> **INSTRUCTIONS TO FOLLOW**
Can you find the lines of the listing that include "Queries" and copy every one?

> **DATASET RECORDS**
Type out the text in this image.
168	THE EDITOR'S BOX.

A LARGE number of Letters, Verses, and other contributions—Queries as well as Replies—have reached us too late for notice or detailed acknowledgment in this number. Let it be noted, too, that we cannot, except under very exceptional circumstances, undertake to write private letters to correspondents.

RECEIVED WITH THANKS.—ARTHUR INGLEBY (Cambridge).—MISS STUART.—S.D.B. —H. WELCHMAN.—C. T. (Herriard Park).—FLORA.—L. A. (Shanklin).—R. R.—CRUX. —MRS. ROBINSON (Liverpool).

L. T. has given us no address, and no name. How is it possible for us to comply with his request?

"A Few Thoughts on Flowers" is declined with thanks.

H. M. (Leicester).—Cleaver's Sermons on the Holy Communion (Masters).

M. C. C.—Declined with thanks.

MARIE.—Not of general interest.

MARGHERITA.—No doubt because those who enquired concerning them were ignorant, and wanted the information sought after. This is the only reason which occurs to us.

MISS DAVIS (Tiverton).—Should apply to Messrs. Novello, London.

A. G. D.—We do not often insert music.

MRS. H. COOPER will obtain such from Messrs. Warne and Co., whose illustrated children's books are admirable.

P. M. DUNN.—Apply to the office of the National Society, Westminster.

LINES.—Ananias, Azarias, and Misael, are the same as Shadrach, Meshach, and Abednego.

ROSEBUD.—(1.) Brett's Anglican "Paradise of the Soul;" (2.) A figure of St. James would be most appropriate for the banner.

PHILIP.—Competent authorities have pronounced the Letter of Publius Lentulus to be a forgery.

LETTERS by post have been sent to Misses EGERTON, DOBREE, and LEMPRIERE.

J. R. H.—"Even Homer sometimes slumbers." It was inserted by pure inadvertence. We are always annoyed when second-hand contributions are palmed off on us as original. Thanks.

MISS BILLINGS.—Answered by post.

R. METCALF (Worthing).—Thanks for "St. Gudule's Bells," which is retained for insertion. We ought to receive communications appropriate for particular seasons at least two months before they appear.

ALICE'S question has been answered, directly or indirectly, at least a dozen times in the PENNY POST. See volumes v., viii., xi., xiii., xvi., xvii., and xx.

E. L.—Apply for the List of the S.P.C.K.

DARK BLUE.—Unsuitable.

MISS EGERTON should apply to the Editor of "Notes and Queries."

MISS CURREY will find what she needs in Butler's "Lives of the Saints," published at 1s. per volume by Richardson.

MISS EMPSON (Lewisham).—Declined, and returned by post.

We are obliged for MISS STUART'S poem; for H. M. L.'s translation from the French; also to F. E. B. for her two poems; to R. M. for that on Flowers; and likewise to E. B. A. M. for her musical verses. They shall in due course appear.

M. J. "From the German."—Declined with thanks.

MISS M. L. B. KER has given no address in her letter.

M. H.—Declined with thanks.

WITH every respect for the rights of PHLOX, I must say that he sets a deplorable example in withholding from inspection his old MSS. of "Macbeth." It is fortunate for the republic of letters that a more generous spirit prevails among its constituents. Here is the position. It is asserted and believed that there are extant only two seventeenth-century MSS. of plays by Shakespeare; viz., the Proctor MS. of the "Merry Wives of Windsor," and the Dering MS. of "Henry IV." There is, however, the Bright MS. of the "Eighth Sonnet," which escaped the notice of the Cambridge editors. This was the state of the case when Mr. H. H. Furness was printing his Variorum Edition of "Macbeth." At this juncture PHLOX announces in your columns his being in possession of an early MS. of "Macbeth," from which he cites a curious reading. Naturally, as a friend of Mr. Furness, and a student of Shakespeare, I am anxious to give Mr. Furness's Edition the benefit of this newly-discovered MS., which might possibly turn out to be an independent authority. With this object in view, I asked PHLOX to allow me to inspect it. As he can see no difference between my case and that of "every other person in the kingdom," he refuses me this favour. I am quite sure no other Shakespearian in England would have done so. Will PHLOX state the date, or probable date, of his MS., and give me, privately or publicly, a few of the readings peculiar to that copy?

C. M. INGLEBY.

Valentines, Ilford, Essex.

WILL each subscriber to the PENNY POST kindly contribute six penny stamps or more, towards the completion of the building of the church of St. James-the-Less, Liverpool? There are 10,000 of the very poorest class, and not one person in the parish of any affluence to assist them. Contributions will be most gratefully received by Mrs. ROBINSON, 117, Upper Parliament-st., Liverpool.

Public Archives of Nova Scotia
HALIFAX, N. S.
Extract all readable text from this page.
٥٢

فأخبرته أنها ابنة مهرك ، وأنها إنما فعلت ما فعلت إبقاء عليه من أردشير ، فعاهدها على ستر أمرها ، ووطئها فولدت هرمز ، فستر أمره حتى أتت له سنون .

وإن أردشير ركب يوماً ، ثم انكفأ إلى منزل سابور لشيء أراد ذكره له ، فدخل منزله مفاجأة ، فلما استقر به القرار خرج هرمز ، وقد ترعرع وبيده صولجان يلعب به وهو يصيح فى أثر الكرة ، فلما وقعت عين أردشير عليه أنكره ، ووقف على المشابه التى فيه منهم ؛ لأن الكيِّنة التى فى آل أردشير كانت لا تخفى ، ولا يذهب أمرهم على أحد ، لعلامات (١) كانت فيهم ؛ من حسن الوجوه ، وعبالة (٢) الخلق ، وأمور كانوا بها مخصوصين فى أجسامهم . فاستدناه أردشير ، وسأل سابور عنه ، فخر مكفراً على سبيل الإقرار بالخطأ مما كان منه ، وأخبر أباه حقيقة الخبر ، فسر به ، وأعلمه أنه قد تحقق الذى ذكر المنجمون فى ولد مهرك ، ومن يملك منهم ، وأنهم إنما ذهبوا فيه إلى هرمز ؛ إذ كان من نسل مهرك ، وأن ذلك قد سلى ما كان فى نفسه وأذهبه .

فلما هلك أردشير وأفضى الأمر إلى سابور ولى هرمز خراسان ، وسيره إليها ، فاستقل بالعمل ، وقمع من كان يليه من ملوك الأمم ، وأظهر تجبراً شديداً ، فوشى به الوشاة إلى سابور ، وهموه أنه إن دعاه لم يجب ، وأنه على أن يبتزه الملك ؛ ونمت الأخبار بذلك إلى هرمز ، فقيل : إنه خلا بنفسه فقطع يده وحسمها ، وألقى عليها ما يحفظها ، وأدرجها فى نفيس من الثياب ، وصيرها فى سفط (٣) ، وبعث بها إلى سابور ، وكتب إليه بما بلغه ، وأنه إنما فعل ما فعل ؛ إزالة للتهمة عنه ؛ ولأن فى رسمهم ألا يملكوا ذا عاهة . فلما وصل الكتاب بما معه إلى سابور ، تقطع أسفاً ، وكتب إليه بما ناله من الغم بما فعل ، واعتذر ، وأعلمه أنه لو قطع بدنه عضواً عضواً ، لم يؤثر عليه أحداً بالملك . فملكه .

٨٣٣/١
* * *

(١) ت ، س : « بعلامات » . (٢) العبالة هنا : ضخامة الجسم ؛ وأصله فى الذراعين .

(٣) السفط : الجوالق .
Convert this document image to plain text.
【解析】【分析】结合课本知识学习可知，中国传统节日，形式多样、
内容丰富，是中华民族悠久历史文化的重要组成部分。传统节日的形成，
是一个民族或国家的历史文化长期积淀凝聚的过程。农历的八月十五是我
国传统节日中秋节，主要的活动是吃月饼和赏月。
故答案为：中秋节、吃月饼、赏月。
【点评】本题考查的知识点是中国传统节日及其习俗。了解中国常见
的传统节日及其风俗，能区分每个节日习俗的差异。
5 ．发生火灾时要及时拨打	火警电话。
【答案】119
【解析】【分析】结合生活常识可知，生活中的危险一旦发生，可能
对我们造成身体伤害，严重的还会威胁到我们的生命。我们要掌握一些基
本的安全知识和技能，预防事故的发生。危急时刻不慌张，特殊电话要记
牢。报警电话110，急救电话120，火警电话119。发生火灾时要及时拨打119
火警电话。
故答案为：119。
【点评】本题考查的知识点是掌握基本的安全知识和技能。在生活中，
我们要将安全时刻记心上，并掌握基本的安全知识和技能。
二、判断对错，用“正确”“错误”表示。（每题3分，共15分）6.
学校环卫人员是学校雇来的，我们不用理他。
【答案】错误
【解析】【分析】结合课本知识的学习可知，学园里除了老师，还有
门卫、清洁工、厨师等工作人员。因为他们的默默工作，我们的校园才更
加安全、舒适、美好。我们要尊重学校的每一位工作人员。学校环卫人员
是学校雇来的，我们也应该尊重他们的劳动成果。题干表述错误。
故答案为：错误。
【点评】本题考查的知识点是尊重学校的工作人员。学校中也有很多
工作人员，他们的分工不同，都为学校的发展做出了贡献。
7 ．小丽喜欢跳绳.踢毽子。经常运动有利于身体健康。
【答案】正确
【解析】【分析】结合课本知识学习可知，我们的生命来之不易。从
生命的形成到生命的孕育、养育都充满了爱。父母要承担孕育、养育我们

> **CORRECT ANSWER**
A LARGE number of Letters, Verses, and other contributions—Queries as well as Replies—have reached us too late for notice or detailed acknowledgment in this number. Let it be noted, too, that we cannot, except under very exceptional circumstances, undertake to write private letters to correspondents.
MISS EGERTON should apply to the Editor of "Notes and Queries."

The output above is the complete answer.